- WRITTEN REQUEST -
Quote the forum thread about life as a commis chef word for word, starting with "I'm sorry to" and going on through "the highest levels.".

- SOURCE DOCUMENT -
______

# Surviving life as a Commis



## slipp000 (Feb 2, 2016)

So I wanted to get some thoughts from you all about your experiences during your junior years in the kitchen. Now don't get me wrong, I love my job and want to do it for as long as Im working but some parts about it are damn hard and sometimes demoralising.

E.g Always being told that youre not good enough despite grafting untill your body aches for 12 hours a day with no break. 

No praise, always last to leave during cleandown, only getting to cook during service on a quiet day, never being allowed to give an opinion ect. My Chefs believe in a head down mouth shut ears open policy to commis chefs, which I fully understand but it sucks when theyre in the bar while Im still mopping out the walk in and checking lables. My skin has thickened a lot from this and I really do hope it pays off.

Id be fascinated to hear some experiences.


----------



## phaedrus (Dec 23, 2004)

I'm sorry to hear of your experiences. That's a very old school environment. Not all kitchens are that way. But you do have to pay your dues. Keep working hard and learn everything you can. It gets better but even at the highest levels it's hard work. Especially at the highest levels.


----------



## ljokjel (Jul 1, 2009)

How long have you been working there, and what professional background do you have from before?


----------



## chefross (May 5, 2010)

ljokjel said:


> How long have you been working there, and what professional background do you have from before?


That question has no bearing on this issue.

I understand what you are trying to ask but experience or none, professional background or not, NO ONE DESERVES to be treated in a demoralizing manner, condescended to, or made to feel inferior. The job or any Chef or manager is to motivate employees positively and give support.


----------



## slipp000 (Feb 2, 2016)

ljokjel said:


> How long have you been working there, and what professional background do you have from before?

______

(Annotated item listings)
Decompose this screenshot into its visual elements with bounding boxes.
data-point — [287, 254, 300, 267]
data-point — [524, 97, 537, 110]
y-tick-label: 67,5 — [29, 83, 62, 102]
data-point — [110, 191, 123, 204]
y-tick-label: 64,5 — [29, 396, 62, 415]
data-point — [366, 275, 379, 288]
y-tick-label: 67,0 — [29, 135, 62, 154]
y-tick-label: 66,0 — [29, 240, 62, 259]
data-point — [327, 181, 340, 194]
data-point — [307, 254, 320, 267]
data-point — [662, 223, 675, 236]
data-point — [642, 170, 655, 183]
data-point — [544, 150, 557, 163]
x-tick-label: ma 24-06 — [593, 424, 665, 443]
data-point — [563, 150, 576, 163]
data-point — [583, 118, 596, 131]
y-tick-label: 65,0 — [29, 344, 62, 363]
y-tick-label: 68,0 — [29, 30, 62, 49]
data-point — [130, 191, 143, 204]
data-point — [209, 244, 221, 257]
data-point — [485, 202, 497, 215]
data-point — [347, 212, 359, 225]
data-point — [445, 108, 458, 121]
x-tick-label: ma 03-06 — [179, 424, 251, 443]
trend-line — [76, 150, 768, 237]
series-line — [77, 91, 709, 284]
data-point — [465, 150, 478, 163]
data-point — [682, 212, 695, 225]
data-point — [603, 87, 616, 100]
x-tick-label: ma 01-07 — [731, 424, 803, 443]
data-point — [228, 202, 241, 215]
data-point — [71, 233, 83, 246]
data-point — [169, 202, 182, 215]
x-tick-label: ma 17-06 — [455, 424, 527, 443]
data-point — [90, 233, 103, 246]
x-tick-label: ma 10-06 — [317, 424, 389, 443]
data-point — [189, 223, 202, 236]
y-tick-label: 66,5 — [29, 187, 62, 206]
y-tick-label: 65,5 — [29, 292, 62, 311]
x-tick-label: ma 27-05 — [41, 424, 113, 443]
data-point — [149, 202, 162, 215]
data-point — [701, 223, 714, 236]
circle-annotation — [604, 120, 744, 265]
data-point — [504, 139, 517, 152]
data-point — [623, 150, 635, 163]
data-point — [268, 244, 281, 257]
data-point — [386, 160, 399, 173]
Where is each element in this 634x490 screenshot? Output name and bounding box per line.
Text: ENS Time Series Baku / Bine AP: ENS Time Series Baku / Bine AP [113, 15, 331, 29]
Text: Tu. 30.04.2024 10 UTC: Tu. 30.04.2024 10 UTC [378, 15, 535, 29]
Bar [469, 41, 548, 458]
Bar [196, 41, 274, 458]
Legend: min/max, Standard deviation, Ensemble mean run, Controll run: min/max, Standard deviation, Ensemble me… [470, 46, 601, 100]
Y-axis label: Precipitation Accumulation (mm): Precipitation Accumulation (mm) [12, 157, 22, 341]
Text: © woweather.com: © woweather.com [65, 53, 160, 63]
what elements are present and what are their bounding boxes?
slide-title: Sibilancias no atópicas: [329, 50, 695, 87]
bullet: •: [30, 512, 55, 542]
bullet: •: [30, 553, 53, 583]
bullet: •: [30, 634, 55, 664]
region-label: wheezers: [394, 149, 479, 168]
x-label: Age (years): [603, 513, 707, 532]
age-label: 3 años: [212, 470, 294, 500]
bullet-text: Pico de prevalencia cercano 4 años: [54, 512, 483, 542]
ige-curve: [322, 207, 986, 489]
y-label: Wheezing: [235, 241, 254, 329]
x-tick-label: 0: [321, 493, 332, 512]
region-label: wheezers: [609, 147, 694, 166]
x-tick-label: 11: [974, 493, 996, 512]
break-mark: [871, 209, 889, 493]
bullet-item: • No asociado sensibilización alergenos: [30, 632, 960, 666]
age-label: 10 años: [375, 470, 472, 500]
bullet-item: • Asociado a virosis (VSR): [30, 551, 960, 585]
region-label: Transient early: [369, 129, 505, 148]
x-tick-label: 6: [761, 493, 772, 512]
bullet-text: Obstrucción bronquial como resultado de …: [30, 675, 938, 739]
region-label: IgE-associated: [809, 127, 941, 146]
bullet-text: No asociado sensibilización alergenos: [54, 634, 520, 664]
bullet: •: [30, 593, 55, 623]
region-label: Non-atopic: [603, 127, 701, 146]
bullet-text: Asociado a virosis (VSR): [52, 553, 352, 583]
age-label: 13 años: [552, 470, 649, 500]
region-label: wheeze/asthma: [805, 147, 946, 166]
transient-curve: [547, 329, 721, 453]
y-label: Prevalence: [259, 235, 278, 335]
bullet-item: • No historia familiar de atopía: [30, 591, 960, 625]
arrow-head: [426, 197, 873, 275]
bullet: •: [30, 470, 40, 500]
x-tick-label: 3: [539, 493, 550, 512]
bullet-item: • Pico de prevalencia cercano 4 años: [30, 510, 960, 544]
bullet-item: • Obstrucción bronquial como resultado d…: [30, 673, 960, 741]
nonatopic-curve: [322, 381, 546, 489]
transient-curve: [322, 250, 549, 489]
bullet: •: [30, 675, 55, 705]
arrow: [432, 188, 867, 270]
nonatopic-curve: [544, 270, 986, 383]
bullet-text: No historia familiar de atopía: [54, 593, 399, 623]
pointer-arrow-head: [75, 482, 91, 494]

______

- EXERCISE RESULT -
I'm sorry to hear of your experiences. That's a very old school environment. Not all kitchens are that way. But you do have to pay your dues. Keep working hard and learn everything you can. It gets better but even at the highest levels it's hard work. Especially at the highest levels.